• [Supplied material]:
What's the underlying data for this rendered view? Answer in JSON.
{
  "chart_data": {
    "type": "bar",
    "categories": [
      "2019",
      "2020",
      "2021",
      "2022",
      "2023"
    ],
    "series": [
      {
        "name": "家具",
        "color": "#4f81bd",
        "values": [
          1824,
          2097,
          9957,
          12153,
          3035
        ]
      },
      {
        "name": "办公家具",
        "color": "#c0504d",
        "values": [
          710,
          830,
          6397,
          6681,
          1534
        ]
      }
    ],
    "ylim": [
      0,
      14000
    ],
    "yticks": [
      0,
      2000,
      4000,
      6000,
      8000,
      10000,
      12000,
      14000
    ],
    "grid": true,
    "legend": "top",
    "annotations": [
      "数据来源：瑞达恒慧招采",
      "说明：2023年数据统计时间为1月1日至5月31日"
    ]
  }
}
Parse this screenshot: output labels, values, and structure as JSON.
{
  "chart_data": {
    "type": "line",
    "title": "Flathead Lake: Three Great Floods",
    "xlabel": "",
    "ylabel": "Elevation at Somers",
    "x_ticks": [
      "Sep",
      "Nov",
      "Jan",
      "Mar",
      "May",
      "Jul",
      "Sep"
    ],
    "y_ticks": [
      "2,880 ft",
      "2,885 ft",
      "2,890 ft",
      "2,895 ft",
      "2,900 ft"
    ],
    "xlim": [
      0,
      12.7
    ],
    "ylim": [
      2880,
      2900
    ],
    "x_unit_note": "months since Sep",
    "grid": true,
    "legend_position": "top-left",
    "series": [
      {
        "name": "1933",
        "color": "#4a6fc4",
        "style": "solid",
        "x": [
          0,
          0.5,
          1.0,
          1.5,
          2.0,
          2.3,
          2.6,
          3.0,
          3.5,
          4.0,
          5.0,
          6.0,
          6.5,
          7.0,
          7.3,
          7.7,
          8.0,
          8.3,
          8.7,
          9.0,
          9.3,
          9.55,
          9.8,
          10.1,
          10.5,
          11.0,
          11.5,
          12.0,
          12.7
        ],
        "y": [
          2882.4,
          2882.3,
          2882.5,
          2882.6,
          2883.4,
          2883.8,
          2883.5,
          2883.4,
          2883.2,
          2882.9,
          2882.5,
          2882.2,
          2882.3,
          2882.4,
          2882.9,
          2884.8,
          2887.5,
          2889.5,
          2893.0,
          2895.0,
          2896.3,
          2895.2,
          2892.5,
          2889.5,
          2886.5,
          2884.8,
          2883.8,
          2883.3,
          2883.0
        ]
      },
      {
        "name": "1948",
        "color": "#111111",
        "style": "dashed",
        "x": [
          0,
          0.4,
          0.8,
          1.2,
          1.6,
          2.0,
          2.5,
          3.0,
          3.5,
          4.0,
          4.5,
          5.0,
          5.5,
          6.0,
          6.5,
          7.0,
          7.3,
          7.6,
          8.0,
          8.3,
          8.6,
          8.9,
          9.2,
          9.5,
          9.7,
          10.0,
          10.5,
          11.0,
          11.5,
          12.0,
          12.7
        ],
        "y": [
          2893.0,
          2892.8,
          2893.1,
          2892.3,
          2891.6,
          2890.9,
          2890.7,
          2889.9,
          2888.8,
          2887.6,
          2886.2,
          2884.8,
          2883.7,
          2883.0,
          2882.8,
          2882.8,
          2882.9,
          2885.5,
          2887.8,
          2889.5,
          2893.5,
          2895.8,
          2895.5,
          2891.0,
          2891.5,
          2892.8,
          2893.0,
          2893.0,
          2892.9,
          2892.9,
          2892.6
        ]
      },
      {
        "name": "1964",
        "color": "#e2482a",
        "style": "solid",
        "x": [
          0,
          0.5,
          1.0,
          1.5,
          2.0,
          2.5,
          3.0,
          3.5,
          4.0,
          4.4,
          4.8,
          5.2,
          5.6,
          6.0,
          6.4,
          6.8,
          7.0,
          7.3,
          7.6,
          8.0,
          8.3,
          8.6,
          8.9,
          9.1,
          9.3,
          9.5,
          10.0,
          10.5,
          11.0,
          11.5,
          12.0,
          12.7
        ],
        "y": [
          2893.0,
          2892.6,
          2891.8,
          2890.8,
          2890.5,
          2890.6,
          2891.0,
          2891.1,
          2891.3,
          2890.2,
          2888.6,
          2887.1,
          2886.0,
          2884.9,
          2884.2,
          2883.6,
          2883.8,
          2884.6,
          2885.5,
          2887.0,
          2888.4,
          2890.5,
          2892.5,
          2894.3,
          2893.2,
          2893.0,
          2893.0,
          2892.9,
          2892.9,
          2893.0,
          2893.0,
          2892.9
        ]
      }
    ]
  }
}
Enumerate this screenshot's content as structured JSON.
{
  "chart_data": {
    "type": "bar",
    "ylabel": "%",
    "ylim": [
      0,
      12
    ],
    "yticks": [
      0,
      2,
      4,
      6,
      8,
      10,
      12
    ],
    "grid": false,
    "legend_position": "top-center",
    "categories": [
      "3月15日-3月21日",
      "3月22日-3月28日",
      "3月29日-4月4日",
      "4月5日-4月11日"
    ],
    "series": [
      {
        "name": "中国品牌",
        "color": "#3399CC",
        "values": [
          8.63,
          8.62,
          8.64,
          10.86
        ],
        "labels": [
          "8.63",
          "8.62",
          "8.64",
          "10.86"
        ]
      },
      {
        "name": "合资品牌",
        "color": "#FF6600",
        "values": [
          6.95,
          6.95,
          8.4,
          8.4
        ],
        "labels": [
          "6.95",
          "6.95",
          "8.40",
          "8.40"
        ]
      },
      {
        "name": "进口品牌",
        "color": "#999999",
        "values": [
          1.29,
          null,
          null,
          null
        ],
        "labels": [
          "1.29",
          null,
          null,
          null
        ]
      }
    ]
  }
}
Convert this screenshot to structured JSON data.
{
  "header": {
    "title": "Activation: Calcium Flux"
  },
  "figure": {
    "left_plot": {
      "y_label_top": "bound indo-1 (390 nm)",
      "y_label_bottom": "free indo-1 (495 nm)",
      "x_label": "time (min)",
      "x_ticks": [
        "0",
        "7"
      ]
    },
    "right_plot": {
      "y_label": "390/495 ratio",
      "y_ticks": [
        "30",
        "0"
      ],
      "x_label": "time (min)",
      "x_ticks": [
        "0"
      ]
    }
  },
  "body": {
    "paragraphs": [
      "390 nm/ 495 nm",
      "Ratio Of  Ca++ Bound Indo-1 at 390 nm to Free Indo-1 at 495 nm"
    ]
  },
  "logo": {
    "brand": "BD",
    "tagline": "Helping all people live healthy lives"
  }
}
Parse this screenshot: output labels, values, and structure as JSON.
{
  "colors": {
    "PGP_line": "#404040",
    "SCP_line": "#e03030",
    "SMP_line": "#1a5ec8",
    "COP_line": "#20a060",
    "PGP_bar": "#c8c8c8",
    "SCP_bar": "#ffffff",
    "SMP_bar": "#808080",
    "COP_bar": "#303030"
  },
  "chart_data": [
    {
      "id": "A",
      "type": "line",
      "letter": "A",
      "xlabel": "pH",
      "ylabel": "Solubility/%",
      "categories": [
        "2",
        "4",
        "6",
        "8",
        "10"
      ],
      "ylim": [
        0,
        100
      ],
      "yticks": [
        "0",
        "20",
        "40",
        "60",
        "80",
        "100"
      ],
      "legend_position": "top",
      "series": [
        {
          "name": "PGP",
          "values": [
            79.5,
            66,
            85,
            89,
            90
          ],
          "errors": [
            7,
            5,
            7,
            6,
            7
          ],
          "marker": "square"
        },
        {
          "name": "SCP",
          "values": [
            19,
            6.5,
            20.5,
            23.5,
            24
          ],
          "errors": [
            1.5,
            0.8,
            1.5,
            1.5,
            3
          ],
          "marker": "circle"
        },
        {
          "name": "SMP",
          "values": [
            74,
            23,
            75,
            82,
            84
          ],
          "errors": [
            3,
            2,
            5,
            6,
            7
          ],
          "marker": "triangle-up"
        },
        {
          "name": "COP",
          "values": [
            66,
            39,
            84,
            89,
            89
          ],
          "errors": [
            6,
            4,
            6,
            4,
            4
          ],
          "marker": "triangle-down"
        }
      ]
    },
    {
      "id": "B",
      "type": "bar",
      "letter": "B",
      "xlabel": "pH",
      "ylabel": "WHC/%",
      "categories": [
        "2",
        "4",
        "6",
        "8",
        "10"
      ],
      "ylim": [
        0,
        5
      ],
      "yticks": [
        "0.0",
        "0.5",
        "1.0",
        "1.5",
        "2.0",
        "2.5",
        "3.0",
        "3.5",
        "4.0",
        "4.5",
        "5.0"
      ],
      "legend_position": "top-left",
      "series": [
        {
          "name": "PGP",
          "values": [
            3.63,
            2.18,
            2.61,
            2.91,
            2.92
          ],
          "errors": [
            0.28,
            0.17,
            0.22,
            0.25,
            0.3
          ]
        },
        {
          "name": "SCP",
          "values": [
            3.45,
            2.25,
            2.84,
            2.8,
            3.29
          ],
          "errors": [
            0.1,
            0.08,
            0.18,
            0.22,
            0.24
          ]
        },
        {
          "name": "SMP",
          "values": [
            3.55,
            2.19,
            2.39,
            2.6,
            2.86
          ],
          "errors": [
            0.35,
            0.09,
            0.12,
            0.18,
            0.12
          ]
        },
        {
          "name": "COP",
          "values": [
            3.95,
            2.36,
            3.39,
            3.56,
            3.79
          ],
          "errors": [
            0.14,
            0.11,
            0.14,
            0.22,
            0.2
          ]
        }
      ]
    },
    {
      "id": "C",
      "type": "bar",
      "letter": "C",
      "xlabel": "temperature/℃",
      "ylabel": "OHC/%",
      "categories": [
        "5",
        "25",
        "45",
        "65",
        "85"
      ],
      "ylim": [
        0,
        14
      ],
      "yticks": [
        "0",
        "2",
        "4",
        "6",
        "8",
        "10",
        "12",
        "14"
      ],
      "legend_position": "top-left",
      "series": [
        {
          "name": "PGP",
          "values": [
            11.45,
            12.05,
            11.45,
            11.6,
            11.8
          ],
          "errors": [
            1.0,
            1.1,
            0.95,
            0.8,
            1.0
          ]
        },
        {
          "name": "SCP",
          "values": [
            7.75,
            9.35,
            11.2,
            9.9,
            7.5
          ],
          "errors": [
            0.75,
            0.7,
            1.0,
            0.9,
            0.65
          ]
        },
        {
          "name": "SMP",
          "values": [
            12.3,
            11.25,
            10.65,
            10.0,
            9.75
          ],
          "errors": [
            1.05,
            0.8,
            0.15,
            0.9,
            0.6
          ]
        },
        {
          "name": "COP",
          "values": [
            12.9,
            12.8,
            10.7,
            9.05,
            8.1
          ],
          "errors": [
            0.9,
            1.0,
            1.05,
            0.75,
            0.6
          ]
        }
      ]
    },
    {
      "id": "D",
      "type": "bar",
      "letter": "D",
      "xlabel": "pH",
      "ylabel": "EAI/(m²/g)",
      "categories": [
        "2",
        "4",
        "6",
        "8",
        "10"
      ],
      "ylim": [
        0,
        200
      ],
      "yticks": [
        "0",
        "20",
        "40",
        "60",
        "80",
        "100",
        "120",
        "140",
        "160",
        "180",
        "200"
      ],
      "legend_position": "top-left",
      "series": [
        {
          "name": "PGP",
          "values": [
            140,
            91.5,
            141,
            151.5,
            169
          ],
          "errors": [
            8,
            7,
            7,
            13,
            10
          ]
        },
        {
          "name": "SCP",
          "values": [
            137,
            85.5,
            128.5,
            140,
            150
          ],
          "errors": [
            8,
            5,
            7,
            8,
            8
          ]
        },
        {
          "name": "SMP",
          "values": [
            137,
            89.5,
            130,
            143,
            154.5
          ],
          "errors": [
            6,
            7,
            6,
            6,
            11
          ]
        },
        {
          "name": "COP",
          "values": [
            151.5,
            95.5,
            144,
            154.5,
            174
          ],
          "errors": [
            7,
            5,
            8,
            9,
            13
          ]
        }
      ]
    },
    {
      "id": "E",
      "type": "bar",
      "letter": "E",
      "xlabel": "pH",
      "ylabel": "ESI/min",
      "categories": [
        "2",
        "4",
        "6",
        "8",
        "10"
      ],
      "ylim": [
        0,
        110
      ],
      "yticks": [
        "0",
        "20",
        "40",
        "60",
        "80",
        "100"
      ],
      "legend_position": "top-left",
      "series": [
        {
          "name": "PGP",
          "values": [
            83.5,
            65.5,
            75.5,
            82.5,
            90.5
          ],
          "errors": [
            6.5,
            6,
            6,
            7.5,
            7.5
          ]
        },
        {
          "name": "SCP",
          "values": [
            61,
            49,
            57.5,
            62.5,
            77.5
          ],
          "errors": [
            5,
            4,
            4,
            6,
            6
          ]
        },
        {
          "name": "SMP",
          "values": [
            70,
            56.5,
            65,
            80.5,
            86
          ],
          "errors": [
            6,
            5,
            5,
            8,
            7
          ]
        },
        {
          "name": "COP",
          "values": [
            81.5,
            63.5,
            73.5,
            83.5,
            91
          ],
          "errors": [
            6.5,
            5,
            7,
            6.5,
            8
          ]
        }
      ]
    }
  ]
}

• [What needs to be done]: Each line above that includes "letter" counts once; state the total and nothing more.

• [Answer to this problem]: 5